Objective:
Pull every line with the word "Dependent" out of the entries below.

* begin Working data *

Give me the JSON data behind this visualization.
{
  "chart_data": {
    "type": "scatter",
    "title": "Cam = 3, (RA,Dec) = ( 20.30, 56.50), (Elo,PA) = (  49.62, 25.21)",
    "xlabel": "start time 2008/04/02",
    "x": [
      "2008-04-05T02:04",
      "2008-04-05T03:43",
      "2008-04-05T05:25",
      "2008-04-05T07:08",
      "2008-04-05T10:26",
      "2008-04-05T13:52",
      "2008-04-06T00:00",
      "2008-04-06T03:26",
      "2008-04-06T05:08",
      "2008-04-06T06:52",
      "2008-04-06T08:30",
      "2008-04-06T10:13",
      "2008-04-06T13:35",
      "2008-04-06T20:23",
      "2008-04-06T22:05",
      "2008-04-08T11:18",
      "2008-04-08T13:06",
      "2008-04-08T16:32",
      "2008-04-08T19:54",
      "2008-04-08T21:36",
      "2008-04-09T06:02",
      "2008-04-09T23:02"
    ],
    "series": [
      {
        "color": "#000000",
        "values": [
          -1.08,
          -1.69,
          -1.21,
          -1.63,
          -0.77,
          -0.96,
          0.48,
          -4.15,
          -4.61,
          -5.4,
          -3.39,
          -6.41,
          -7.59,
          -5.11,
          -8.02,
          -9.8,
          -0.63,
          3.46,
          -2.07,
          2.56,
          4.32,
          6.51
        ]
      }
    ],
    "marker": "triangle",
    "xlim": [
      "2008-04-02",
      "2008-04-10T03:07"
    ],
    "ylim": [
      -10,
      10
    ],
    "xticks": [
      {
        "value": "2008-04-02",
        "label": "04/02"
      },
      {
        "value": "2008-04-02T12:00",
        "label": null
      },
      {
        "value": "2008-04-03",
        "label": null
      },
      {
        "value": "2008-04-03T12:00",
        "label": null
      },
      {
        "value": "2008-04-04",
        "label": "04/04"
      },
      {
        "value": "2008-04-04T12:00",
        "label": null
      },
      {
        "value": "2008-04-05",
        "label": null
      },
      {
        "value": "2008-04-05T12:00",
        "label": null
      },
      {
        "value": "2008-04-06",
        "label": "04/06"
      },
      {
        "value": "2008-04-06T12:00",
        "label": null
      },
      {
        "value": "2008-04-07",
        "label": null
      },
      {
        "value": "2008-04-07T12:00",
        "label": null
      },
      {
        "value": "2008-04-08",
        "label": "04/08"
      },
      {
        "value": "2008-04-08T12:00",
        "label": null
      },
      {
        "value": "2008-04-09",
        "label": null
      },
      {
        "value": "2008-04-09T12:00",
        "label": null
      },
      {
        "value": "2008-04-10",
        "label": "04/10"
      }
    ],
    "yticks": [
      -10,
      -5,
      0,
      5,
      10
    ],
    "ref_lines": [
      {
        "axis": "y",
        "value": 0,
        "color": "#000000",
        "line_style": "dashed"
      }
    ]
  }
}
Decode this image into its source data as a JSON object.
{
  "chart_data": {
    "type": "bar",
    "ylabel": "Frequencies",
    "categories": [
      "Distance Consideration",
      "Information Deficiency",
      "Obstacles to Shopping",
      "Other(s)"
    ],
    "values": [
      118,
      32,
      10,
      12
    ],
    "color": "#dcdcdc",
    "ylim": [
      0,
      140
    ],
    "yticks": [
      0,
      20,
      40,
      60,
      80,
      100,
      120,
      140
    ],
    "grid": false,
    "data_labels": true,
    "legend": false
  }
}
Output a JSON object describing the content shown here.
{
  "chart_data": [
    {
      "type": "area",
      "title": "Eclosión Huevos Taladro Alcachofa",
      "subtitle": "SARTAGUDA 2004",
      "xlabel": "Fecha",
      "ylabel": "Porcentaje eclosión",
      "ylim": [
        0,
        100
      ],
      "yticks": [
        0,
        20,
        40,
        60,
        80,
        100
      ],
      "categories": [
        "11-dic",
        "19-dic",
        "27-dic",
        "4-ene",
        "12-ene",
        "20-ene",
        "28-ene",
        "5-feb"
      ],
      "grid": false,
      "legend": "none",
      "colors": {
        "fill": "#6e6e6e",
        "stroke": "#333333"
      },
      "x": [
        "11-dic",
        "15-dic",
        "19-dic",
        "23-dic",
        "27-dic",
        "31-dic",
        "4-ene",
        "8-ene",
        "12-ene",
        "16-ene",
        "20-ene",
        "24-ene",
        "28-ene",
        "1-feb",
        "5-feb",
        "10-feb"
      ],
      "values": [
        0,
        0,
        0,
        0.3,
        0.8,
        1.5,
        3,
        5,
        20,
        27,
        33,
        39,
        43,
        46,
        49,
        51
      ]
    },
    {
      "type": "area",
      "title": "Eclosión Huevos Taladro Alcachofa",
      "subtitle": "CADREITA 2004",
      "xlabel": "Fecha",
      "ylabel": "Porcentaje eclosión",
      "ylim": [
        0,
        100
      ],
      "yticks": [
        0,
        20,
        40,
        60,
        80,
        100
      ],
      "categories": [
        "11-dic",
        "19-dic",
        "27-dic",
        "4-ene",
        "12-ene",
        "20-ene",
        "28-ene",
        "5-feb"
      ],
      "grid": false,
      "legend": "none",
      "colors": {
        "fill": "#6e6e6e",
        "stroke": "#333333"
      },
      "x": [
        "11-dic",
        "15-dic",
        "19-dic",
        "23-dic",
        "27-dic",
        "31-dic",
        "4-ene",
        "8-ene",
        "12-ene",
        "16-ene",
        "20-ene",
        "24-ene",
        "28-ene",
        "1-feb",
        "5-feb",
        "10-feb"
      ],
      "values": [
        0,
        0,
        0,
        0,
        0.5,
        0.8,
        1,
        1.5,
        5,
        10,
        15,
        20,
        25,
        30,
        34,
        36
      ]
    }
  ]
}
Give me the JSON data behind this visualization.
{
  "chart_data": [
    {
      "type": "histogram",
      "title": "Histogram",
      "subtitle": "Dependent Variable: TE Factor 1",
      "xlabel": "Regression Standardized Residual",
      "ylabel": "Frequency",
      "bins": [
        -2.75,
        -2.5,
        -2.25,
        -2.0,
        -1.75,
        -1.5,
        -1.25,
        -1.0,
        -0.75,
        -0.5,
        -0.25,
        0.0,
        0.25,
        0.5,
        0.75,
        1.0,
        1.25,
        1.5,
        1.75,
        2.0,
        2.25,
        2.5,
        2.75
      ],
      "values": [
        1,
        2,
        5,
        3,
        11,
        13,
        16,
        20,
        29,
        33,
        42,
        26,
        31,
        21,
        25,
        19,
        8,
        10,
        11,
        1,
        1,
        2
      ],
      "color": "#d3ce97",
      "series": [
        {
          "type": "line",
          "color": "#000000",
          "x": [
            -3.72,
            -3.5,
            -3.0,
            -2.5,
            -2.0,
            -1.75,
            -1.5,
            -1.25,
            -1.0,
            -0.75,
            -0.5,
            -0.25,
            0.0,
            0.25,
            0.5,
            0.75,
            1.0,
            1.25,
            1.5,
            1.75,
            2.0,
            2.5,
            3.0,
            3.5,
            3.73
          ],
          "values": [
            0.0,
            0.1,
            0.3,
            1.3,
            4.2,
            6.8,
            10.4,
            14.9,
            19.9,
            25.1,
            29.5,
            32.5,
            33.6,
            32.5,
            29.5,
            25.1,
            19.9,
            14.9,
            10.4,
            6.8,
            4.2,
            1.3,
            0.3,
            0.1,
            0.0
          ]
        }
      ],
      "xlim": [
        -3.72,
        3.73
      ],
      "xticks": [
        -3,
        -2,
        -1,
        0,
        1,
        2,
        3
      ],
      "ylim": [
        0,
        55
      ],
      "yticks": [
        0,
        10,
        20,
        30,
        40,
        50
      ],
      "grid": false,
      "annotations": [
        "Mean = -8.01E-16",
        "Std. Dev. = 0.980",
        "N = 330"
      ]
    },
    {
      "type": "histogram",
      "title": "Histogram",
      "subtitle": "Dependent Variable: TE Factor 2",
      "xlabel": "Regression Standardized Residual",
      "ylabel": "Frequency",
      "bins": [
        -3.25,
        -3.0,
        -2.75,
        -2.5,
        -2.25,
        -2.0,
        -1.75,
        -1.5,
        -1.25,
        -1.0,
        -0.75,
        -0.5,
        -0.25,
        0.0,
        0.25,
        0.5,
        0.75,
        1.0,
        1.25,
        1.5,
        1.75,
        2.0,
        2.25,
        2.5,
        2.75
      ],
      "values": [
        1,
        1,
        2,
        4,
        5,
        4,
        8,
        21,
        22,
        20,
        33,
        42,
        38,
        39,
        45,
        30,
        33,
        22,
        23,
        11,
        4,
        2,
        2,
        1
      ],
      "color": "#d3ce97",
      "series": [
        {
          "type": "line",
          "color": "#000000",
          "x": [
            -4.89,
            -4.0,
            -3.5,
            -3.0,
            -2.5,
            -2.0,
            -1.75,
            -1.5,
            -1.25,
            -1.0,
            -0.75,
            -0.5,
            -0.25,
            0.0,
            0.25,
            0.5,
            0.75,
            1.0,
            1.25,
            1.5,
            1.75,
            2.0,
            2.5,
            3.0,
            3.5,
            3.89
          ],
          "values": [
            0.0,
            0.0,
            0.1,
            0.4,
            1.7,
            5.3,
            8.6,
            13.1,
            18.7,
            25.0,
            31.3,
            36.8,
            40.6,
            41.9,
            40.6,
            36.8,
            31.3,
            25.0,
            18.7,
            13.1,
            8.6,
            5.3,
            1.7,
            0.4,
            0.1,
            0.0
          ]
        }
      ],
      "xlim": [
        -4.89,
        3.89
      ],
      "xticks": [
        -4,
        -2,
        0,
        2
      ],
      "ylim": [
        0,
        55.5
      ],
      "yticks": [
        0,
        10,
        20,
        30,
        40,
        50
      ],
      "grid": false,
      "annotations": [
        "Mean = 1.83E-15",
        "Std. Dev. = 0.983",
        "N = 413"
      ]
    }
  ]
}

* end Working data *

Finished exercise:
      "subtitle": "Dependent Variable: TE Factor 1",
      "subtitle": "Dependent Variable: TE Factor 2",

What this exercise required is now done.